• **THINGS TO DO**:
1. Using the passage on humility, answer yes or no for each of the following statements and quote the deciding words: (a) The languages of Greece and Rome had a word expressing humility as a virtue. (b) The heroes of ancient poetry are generally given plenty of pride and haughtiness. (c) Most precepts in the Bible have some counterpart in the writings of heathen philosophers.
2. Reproduce everything in the passage on humility from "whole writings of" down to "portion of both.".
>> BEGIN GIVEN PASSAGE
To most of the precepts which are given us in the Bible, we can find some counterpart in the writings of heathen philosophers; but there is one virtue which we hesitate not to say, is more frequently inculcated in the Bible, than any other;for a counterpart to which you may search the

whole writings of ancient philosophy, and find nothing that bears to it, the most distant resemblance. Never did there come from the pen of a heathen, sentiments like those contained in our motto: "Seekest thou great things for thyself? Seek them not." It is a very striking fact, that, in the language of Greece and Rome, there is not a word to express humility as a virtue:-those words which are generally used signify rather meanness, and that crouching to power, which is the feeling not of a humble, but of a dastardly spirit. On the other hand, pride and haughtiness were considered as the concomitants of prowess and bravery; and hence the heroes of ancient poetry are generally furnished with an abundant portion of both.
>> END GIVEN PASSAGE
>> BEGIN PROVIDED DATA
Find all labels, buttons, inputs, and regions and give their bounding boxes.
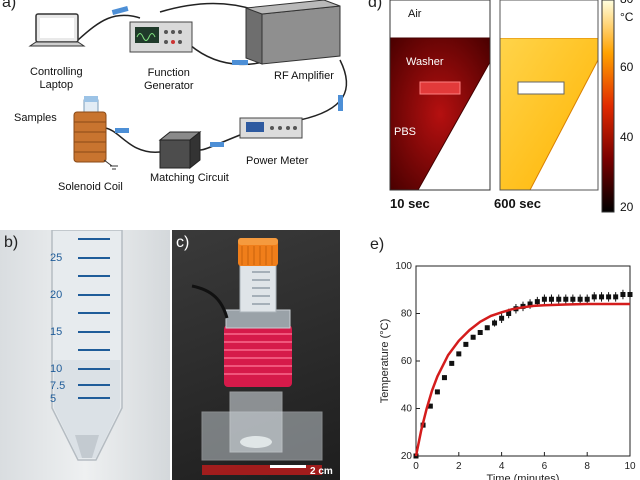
>> END PROVIDED DATA
• **RESULTS**:
1.
(a) No: "in the language of Greece and Rome, there is not a word to express humility as a virtue"
(b) Yes: "the heroes of ancient poetry are generally furnished with an abundant portion of both"
(c) Yes: "To most of the precepts which are given us in the Bible, we can find some counterpart in the writings of heathen philosophers"

2.
whole writings of ancient philosophy, and find nothing that bears to it, the most distant resemblance. Never did there come from the pen of a heathen, sentiments like those contained in our motto: "Seekest thou great things for thyself? Seek them not." It is a very striking fact, that, in the language of Greece and Rome, there is not a word to express humility as a virtue:-those words which are generally used signify rather meanness, and that crouching to power, which is the feeling not of a humble, but of a dastardly spirit. On the other hand, pride and haughtiness were considered as the concomitants of prowess and bravery; and hence the heroes of ancient poetry are generally furnished with an abundant portion of both.